──────── Entries supplied ────────

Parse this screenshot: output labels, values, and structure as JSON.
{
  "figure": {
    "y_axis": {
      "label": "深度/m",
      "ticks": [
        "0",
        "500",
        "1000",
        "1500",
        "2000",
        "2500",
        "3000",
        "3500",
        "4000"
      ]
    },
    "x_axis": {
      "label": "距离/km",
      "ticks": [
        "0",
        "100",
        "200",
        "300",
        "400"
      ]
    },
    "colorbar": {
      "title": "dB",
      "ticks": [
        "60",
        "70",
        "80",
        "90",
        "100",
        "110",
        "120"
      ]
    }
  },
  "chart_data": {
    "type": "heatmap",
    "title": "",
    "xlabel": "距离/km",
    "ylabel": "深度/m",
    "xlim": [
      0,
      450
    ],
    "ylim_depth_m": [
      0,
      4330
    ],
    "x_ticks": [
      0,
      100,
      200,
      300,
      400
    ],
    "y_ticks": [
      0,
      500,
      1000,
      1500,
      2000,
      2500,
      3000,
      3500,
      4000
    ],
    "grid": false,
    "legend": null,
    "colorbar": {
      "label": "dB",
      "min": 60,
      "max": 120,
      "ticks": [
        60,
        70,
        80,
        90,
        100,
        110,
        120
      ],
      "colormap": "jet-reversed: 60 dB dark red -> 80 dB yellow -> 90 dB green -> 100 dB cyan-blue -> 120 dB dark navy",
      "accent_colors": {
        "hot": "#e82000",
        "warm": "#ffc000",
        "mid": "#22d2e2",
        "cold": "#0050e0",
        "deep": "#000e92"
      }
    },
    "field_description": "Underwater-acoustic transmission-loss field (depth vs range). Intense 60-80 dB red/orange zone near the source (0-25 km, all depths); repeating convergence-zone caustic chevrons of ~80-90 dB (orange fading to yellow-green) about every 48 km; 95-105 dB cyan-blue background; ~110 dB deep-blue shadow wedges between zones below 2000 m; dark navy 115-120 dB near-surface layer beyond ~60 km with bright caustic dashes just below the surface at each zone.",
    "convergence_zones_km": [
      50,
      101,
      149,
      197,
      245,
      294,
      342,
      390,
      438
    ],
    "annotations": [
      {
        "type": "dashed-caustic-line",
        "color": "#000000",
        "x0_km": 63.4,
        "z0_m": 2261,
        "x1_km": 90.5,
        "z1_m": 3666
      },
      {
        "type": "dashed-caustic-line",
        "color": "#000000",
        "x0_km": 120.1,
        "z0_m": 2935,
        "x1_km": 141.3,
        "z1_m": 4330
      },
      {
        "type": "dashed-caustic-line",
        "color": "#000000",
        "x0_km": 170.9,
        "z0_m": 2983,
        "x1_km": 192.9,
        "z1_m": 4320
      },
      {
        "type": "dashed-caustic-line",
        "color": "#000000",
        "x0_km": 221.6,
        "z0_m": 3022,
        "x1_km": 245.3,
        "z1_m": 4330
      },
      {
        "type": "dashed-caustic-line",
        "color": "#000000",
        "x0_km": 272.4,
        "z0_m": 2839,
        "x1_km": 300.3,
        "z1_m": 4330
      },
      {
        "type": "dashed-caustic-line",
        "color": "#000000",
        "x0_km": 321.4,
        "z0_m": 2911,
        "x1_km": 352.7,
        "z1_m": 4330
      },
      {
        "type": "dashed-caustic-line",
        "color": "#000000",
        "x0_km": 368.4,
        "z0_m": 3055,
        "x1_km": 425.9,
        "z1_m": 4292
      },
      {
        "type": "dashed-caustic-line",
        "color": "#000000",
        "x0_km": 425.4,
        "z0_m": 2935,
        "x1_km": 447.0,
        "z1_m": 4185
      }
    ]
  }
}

────────

Write only the number of lines that include "navy".

2